* **Prompt**:
Skip the pictures. Copy all the rest of the records down exactly.

* **Excerpted records**:
--------------------------------------------------
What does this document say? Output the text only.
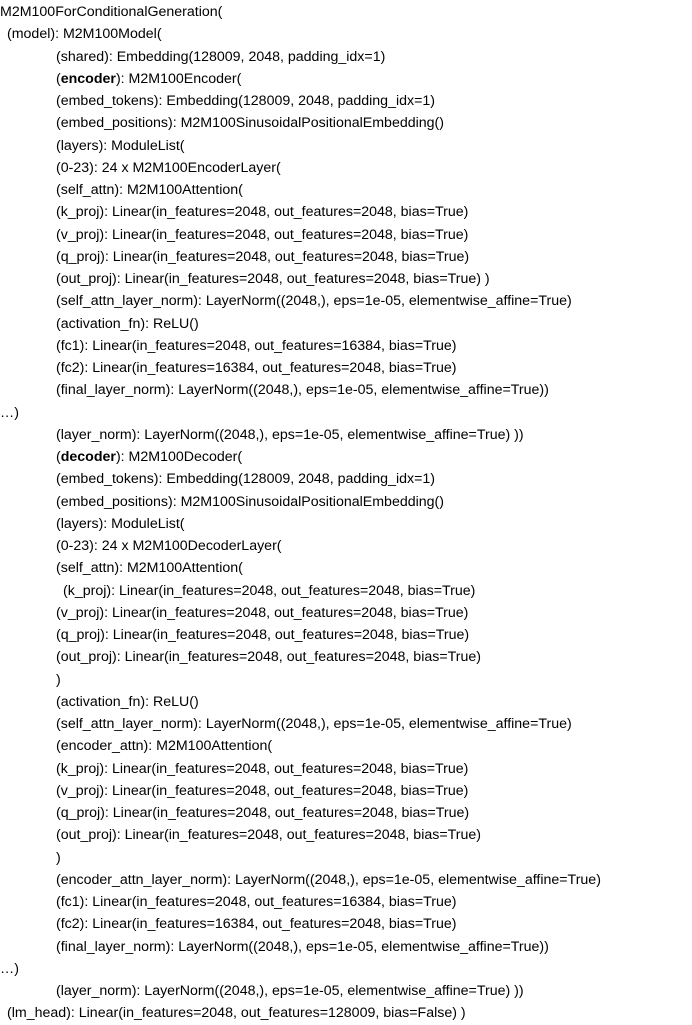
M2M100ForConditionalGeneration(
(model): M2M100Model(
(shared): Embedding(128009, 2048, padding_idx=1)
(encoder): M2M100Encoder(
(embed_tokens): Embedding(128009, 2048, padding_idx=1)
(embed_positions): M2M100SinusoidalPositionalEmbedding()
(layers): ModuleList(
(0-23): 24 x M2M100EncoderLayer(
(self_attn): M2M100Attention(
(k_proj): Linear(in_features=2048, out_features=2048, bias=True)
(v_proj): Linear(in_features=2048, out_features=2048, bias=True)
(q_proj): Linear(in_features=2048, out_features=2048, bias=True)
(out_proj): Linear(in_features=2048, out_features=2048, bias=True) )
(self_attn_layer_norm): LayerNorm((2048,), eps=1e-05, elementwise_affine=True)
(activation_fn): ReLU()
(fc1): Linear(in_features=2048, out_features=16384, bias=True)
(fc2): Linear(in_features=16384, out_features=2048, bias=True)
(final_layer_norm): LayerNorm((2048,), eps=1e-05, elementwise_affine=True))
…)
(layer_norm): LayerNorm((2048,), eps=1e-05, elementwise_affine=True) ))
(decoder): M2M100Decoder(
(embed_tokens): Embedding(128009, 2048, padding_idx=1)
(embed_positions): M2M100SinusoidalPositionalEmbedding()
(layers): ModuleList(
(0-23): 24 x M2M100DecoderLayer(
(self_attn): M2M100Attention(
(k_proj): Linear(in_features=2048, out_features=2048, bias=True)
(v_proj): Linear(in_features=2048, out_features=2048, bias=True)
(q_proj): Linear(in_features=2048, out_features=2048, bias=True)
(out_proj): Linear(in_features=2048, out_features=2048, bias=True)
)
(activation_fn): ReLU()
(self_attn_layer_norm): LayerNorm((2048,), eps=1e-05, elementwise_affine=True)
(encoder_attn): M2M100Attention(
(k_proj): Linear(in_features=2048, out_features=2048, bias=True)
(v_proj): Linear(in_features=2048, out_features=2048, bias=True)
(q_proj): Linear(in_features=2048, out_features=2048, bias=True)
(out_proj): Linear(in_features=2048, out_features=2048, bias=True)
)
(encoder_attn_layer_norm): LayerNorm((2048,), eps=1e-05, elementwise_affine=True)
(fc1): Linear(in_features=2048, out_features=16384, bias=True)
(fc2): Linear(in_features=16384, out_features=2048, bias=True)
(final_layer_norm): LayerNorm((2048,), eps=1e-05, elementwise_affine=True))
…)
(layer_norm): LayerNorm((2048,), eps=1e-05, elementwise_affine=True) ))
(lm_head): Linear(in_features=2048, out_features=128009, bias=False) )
--------------------------------------------------
* **Response for this exercise**:
What does this document say? Output the text only.
M2M100ForConditionalGeneration(
(model): M2M100Model(
(shared): Embedding(128009, 2048, padding_idx=1)
(encoder): M2M100Encoder(
(embed_tokens): Embedding(128009, 2048, padding_idx=1)
(embed_positions): M2M100SinusoidalPositionalEmbedding()
(layers): ModuleList(
(0-23): 24 x M2M100EncoderLayer(
(self_attn): M2M100Attention(
(k_proj): Linear(in_features=2048, out_features=2048, bias=True)
(v_proj): Linear(in_features=2048, out_features=2048, bias=True)
(q_proj): Linear(in_features=2048, out_features=2048, bias=True)
(out_proj): Linear(in_features=2048, out_features=2048, bias=True) )
(self_attn_layer_norm): LayerNorm((2048,), eps=1e-05, elementwise_affine=True)
(activation_fn): ReLU()
(fc1): Linear(in_features=2048, out_features=16384, bias=True)
(fc2): Linear(in_features=16384, out_features=2048, bias=True)
(final_layer_norm): LayerNorm((2048,), eps=1e-05, elementwise_affine=True))
…)
(layer_norm): LayerNorm((2048,), eps=1e-05, elementwise_affine=True) ))
(decoder): M2M100Decoder(
(embed_tokens): Embedding(128009, 2048, padding_idx=1)
(embed_positions): M2M100SinusoidalPositionalEmbedding()
(layers): ModuleList(
(0-23): 24 x M2M100DecoderLayer(
(self_attn): M2M100Attention(
(k_proj): Linear(in_features=2048, out_features=2048, bias=True)
(v_proj): Linear(in_features=2048, out_features=2048, bias=True)
(q_proj): Linear(in_features=2048, out_features=2048, bias=True)
(out_proj): Linear(in_features=2048, out_features=2048, bias=True)
)
(activation_fn): ReLU()
(self_attn_layer_norm): LayerNorm((2048,), eps=1e-05, elementwise_affine=True)
(encoder_attn): M2M100Attention(
(k_proj): Linear(in_features=2048, out_features=2048, bias=True)
(v_proj): Linear(in_features=2048, out_features=2048, bias=True)
(q_proj): Linear(in_features=2048, out_features=2048, bias=True)
(out_proj): Linear(in_features=2048, out_features=2048, bias=True)
)
(encoder_attn_layer_norm): LayerNorm((2048,), eps=1e-05, elementwise_affine=True)
(fc1): Linear(in_features=2048, out_features=16384, bias=True)
(fc2): Linear(in_features=16384, out_features=2048, bias=True)
(final_layer_norm): LayerNorm((2048,), eps=1e-05, elementwise_affine=True))
…)
(layer_norm): LayerNorm((2048,), eps=1e-05, elementwise_affine=True) ))
(lm_head): Linear(in_features=2048, out_features=128009, bias=False) )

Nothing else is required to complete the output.